>>>>

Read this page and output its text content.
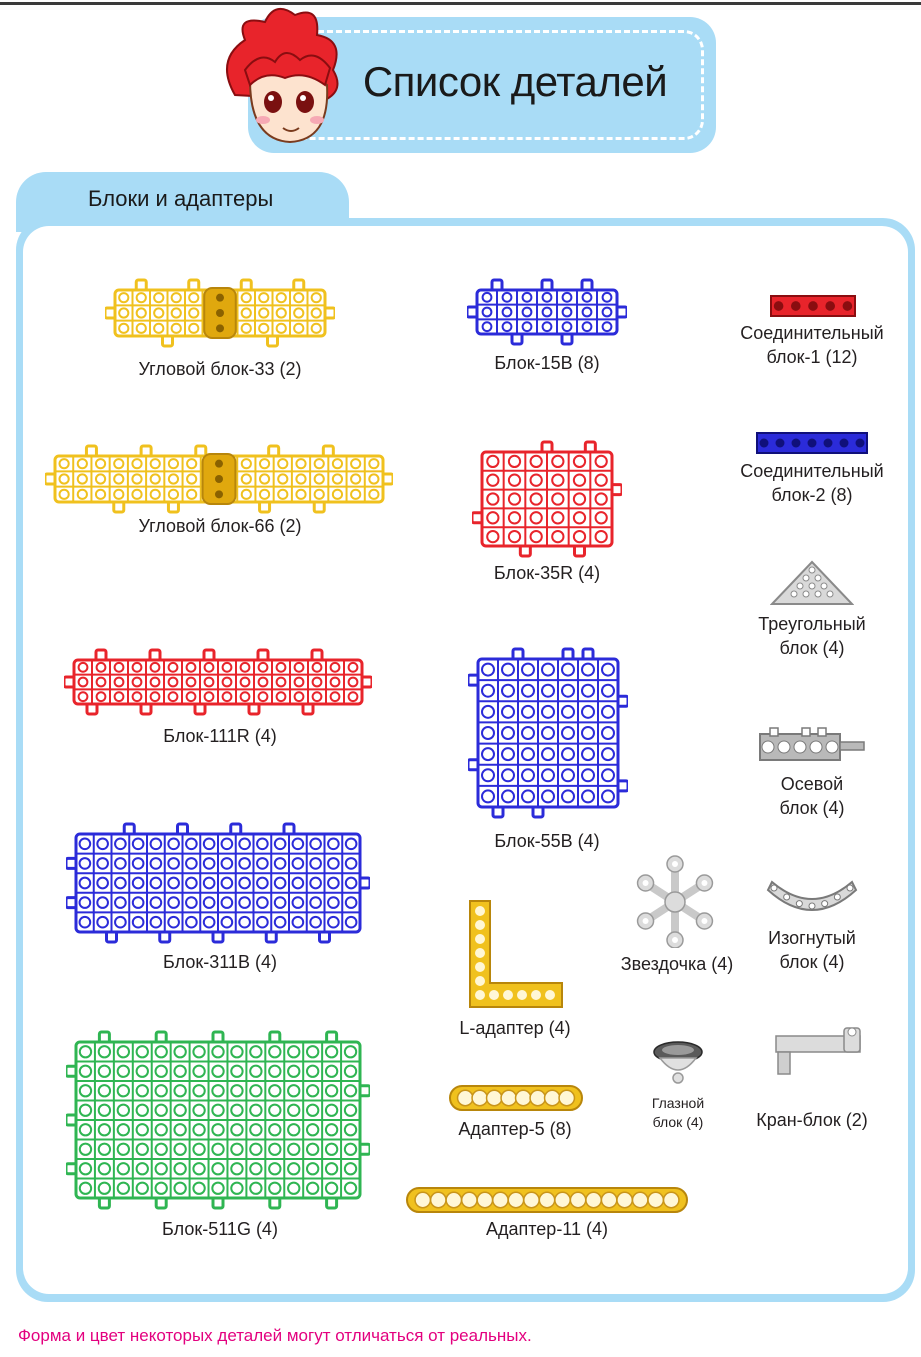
Список деталей
Блоки и адаптеры
Угловой блок-33 (2)
Угловой блок-66 (2)
Блок-111R (4)
Блок-311B (4)
Блок-511G (4)
Блок-15B (8)
Блок-35R (4)
Блок-55B (4)
L-адаптер (4)
Адаптер-5 (8)
Адаптер-11 (4)
Звездочка (4)
Глазной
блок (4)
Соединительный
блок-1 (12)
Соединительный
блок-2 (8)
Треугольный
блок (4)
Осевой
блок (4)
Изогнутый
блок (4)
Кран-блок (2)
Форма и цвет некоторых деталей могут отличаться от реальных.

<<<<

◆ **Aim of the exercise**:
The data above needs to be retyped exactly, with the images left out.

◆ **Exercise output**:
Read this page and output its text content.
Список деталей
Блоки и адаптеры
Угловой блок-33 (2)
Угловой блок-66 (2)
Блок-111R (4)
Блок-311B (4)
Блок-511G (4)
Блок-15B (8)
Блок-35R (4)
Блок-55B (4)
L-адаптер (4)
Адаптер-5 (8)
Адаптер-11 (4)
Звездочка (4)
Глазной
блок (4)
Соединительный
блок-1 (12)
Соединительный
блок-2 (8)
Треугольный
блок (4)
Осевой
блок (4)
Изогнутый
блок (4)
Кран-блок (2)
Форма и цвет некоторых деталей могут отличаться от реальных.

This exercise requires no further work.